* Given entries:
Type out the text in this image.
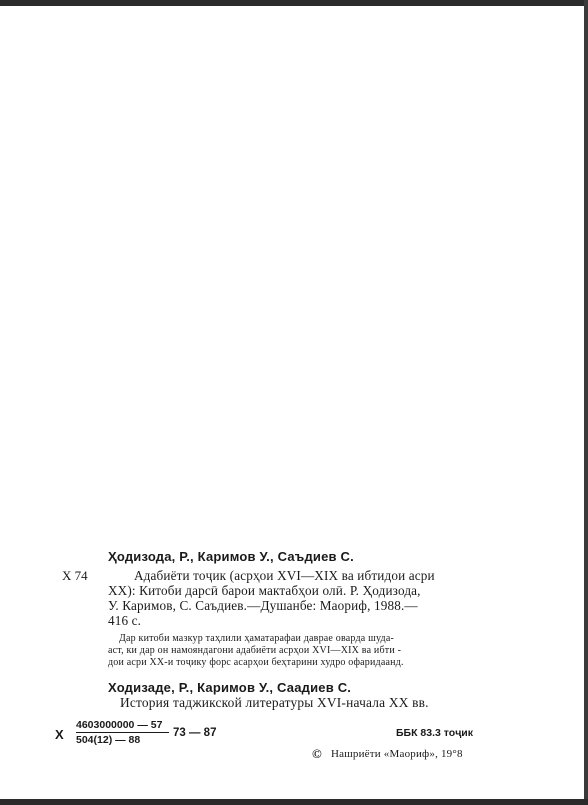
Ҳодизода, Р., Каримов У., Саъдиев С.

Х 74	Адабиёти тоҷик (асрҳои XVI—XIX ва ибтидои асри

XX): Китоби дарсӣ барои мактабҳои олӣ. Р. Ҳодизода,

У. Каримов, С. Саъдиев.—Душанбе: Маориф, 1988.—

416 с.

Дар китоби мазкур таҳлили ҳаматарафаи даврае оварда шуда-

аст, ки дар он намояндагони адабиёти асрҳои XVI—XIX ва ибти -

дои асри XX-и тоҷику форс асарҳои беҳтарини худро офаридаанд.

Ходизаде, Р., Каримов У., Саадиев С.

История таджикской литературы XVI-начала XX вв.

Х

4603000000 — 57

504(12) — 88

73 — 87	ББК 83.3 тоҷик

© Нашриёти «Маориф», 19°8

* Task: The records shown above are to be repeated exactly, with the pictures left out.

* Result for this task:
Type out the text in this image.
Ҳодизода, Р., Каримов У., Саъдиев С.

Х 74	Адабиёти тоҷик (асрҳои XVI—XIX ва ибтидои асри

XX): Китоби дарсӣ барои мактабҳои олӣ. Р. Ҳодизода,

У. Каримов, С. Саъдиев.—Душанбе: Маориф, 1988.—

416 с.

Дар китоби мазкур таҳлили ҳаматарафаи даврае оварда шуда-

аст, ки дар он намояндагони адабиёти асрҳои XVI—XIX ва ибти -

дои асри XX-и тоҷику форс асарҳои беҳтарини худро офаридаанд.

Ходизаде, Р., Каримов У., Саадиев С.

История таджикской литературы XVI-начала XX вв.

Х

4603000000 — 57

504(12) — 88

73 — 87	ББК 83.3 тоҷик

© Нашриёти «Маориф», 19°8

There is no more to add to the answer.